What the task requires
Filter out everything except lines holding "distinct".

··· Data for processing

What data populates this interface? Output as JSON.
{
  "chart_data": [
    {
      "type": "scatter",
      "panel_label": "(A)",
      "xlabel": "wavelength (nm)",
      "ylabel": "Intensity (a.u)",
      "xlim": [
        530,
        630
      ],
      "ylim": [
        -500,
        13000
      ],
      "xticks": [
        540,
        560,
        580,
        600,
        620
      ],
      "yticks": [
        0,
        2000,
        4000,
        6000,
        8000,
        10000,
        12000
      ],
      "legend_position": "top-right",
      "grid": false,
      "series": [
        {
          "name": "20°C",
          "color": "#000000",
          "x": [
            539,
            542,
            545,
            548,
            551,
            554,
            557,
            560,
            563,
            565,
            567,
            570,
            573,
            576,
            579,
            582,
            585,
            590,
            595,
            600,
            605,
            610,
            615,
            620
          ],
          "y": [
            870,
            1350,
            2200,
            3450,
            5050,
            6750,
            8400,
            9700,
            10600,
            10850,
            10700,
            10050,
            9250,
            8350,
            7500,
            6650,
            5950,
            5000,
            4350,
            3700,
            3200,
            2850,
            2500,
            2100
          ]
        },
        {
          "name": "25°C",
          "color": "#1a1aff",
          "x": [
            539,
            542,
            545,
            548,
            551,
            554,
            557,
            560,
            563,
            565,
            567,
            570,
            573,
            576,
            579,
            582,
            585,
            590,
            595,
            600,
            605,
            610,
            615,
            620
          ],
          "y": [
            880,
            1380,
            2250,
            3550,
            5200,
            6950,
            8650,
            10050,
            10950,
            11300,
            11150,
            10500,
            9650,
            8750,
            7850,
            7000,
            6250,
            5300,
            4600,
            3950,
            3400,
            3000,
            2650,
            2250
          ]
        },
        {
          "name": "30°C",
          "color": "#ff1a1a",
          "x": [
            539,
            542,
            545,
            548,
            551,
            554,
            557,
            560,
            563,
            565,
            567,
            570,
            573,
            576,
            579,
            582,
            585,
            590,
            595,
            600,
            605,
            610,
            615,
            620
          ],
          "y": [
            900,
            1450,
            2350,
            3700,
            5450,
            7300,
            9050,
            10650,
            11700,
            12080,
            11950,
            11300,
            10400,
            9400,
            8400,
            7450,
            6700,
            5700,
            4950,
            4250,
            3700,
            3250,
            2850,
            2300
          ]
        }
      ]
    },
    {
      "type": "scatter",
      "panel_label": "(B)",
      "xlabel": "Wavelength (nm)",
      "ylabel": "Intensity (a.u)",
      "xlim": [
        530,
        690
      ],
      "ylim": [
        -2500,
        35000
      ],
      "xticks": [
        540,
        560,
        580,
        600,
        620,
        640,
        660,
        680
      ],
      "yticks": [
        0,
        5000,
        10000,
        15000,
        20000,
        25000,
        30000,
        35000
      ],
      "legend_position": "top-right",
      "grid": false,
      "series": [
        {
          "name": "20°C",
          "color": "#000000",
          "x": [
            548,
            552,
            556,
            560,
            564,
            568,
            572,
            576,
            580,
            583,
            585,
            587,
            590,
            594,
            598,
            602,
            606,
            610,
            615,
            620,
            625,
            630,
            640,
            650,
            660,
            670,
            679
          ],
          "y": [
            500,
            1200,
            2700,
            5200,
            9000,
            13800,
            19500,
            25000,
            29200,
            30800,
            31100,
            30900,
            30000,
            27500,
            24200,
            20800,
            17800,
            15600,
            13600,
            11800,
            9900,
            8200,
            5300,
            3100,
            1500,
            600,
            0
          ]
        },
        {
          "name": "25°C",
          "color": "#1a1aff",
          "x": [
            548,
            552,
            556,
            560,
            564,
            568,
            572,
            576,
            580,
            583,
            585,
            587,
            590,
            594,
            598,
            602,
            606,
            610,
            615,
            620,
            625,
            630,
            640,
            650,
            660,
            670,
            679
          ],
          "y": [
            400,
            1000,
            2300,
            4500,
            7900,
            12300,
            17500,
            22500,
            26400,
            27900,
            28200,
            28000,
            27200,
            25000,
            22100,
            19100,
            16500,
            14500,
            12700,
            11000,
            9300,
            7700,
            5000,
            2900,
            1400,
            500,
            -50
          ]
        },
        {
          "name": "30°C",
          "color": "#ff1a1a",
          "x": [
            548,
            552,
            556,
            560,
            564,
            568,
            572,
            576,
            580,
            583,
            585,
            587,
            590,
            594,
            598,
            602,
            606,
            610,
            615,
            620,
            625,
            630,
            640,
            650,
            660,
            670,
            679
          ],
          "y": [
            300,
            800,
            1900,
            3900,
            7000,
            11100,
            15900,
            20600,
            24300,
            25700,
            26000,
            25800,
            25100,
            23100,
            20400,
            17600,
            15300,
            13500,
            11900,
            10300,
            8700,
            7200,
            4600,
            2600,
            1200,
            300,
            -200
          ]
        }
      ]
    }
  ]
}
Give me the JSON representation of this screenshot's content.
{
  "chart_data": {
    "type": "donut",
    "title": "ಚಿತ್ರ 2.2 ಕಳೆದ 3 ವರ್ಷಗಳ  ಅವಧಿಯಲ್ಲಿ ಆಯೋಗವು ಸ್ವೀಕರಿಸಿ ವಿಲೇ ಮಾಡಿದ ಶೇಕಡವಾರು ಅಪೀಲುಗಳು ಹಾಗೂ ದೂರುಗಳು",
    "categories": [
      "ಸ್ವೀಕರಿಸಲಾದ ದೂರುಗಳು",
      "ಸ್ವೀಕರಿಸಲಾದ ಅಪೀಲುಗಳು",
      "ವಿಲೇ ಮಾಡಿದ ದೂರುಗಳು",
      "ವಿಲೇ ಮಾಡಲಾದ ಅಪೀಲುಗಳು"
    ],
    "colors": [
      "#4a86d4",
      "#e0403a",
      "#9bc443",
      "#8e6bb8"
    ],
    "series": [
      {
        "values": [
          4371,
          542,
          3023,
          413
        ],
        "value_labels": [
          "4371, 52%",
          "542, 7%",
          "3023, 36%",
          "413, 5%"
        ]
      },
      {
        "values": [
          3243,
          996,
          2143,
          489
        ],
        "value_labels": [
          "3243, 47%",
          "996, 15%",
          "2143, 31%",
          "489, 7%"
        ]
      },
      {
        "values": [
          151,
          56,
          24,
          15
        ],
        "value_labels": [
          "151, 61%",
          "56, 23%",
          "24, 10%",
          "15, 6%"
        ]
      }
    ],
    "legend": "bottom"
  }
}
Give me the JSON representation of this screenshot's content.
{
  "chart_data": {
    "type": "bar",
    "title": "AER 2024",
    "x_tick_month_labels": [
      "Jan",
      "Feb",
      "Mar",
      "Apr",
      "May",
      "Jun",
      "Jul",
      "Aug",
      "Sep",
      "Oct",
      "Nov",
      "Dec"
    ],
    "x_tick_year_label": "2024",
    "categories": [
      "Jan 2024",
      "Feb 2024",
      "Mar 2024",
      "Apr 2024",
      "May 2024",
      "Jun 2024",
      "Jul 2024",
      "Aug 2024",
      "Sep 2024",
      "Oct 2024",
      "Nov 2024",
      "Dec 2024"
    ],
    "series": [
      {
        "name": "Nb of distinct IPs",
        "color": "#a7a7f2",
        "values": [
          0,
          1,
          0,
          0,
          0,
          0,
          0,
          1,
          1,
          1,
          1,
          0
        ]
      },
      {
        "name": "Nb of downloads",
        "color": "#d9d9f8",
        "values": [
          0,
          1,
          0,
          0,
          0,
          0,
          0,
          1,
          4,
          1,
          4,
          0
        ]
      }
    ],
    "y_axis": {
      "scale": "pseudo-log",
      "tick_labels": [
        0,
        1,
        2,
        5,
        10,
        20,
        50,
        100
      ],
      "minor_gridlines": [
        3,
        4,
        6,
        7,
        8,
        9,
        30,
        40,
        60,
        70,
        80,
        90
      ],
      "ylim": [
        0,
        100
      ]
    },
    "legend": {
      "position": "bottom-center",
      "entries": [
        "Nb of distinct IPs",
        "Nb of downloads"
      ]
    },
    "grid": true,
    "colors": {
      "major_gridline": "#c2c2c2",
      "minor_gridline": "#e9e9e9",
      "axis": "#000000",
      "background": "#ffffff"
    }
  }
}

······

Correct output
        "name": "Nb of distinct IPs",
        "Nb of distinct IPs",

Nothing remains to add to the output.